Problems and tasks —
a) In the pensions text, starting with "Depends on what" and going on through "about your needs.", swap "stock market" for "bond market" and write out that stretch again.
b) Using the pensions text, explain in one to three sentences why the state pension situation is worse for women.
c) Take the pensions text further, picking up right after its final sentence.

Quoted text —
Pensions with your plaice florentine you mean? It's not quite so simple. M&S is offering it only by mail-order at first, so the idea that you can nip in and pick one up is some way off.

Is it a good buy?

Depends on what you want. The M&S pension fund, like most others, invests in the stock market.The idea that your pension may plummet in the event of a crash like October 1987 is too much for some people, though M&S has tried to minimise the risk. This may suit you. It may not, and you really should talk to a financial expert about your needs.

Why do I need a personal pension anyway? Isn't the state supposed to provide for me in my old age?

Dream on. Today's basic state pension is no more than £59.15 for single people, or £118.30 for couples. This assumes that you have paid full National Insurance contributions. Of course, it's worse for women.

Why's that?

Many women stay at home part of the time and don't have an unbroken working record. They tend to live longer than men, but on smaller pensions. In any case, state pensions go up in line with inflation, not earnings. In effect, their value as a proportion of the average wage has fallen heavily and will drop even more in the next 30 years.

Supplied data —
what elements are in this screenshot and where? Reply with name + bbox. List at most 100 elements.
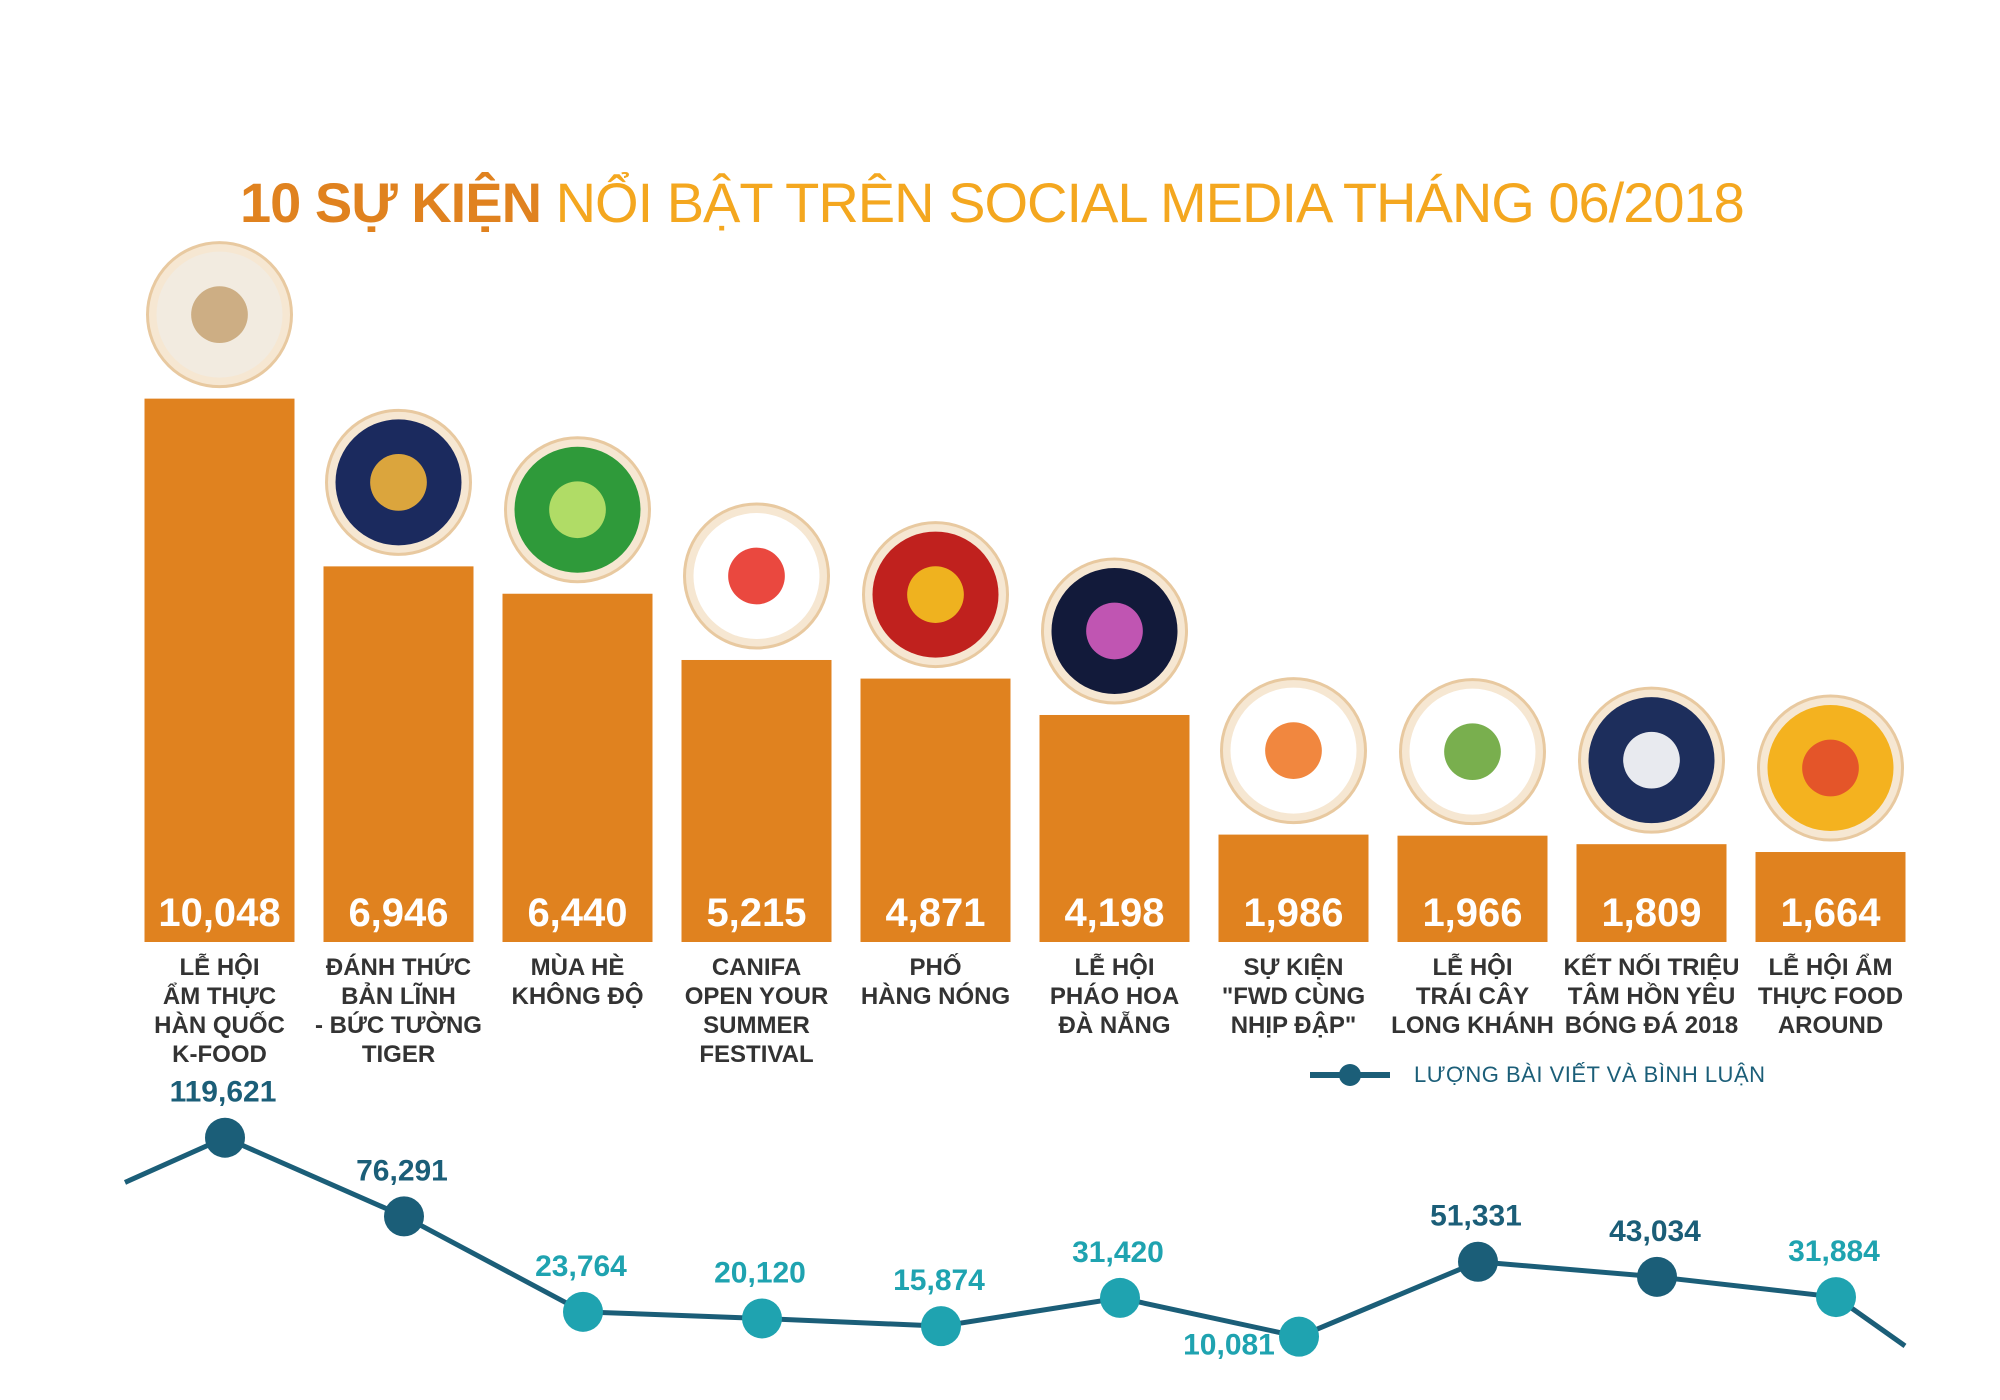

Answer list —
a)
Depends on what you want. The M&S pension fund, like most others, invests in the bond market.The idea that your pension may plummet in the event of a crash like October 1987 is too much for some people, though M&S has tried to minimise the risk. This may suit you. It may not, and you really should talk to a financial expert about your needs.

b) Many women stay at home for part of the time, so they lack an unbroken working record. They also tend to live longer than men but on smaller pensions.

c)
Isn't there some sort of earnings-related government pension?

Yes The State Earnings Related Pension, or Serps. It's designed to top up the basic state pension. Again, Serps has been cut over the years and is likely to fall further. In any case, the extra sums now being paid out are small, an average of £7.60 a week in 1993.

Why doesn't the Government simply bump up state pensions to a decent level?

Because it claims it can't afford to do so without massively bumping up our taxes. You see, we're all growing older ... In the next 40 years there will be fewer and fewer people of working age per pensioner.

So we're in trouble?

Of course. The Government's predictions are based on very pessimistic assumptions about future economic growth. But the fact remains that neither the Tories nor "new" Labour are keen on making promises they cannot keep.

So what else is there?

There are workplace or occupational schemes. About 19 million people belong to them. Your employer deducts money from your pay and the fund pays out when you retire. The trouble is that the quality of such schemes varies between excellent and stingy.

What do you mean?

Public sector pensions are best. They are called "final-salary". This is because they guarantee employees up to two-thirds of their final pay if they retire after 40 years' service. There may be additional benefits, such as inflation-proofing or generous early-retirement options. Ironically, that's what caused the recent pension transfer scandal.

The big rip-off?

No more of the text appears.